**GIVEN TASK:**
Transcribe all records exactly.

(Figure record listings)
——
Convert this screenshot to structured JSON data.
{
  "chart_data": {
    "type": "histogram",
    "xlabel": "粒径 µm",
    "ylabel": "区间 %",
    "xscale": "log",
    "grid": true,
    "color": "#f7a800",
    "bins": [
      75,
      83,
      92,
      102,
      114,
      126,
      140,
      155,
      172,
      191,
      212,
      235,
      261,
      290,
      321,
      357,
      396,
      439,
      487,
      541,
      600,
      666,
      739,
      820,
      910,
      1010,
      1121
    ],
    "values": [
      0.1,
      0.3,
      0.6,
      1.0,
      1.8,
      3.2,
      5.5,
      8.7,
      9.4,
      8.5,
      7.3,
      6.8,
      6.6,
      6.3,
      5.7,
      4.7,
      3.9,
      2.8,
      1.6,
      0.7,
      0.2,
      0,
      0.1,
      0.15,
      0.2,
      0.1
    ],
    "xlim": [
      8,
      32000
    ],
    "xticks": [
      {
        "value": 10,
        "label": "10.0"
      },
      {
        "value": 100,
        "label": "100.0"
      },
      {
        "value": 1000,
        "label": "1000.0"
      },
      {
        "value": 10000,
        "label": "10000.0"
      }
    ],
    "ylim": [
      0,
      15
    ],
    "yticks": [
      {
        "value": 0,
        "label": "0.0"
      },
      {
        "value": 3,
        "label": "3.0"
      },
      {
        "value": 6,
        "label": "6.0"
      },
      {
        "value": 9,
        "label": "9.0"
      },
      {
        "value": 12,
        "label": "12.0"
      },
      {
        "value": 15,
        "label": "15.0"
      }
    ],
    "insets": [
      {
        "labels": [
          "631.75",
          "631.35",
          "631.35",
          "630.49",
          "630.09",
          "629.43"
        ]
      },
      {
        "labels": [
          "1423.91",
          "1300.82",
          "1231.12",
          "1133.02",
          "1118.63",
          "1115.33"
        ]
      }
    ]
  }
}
——
**RESULT OF THE TASK:**
Convert this screenshot to structured JSON data.
{
  "chart_data": {
    "type": "histogram",
    "xlabel": "粒径 µm",
    "ylabel": "区间 %",
    "xscale": "log",
    "grid": true,
    "color": "#f7a800",
    "bins": [
      75,
      83,
      92,
      102,
      114,
      126,
      140,
      155,
      172,
      191,
      212,
      235,
      261,
      290,
      321,
      357,
      396,
      439,
      487,
      541,
      600,
      666,
      739,
      820,
      910,
      1010,
      1121
    ],
    "values": [
      0.1,
      0.3,
      0.6,
      1.0,
      1.8,
      3.2,
      5.5,
      8.7,
      9.4,
      8.5,
      7.3,
      6.8,
      6.6,
      6.3,
      5.7,
      4.7,
      3.9,
      2.8,
      1.6,
      0.7,
      0.2,
      0,
      0.1,
      0.15,
      0.2,
      0.1
    ],
    "xlim": [
      8,
      32000
    ],
    "xticks": [
      {
        "value": 10,
        "label": "10.0"
      },
      {
        "value": 100,
        "label": "100.0"
      },
      {
        "value": 1000,
        "label": "1000.0"
      },
      {
        "value": 10000,
        "label": "10000.0"
      }
    ],
    "ylim": [
      0,
      15
    ],
    "yticks": [
      {
        "value": 0,
        "label": "0.0"
      },
      {
        "value": 3,
        "label": "3.0"
      },
      {
        "value": 6,
        "label": "6.0"
      },
      {
        "value": 9,
        "label": "9.0"
      },
      {
        "value": 12,
        "label": "12.0"
      },
      {
        "value": 15,
        "label": "15.0"
      }
    ],
    "insets": [
      {
        "labels": [
          "631.75",
          "631.35",
          "631.35",
          "630.49",
          "630.09",
          "629.43"
        ]
      },
      {
        "labels": [
          "1423.91",
          "1300.82",
          "1231.12",
          "1133.02",
          "1118.63",
          "1115.33"
        ]
      }
    ]
  }
}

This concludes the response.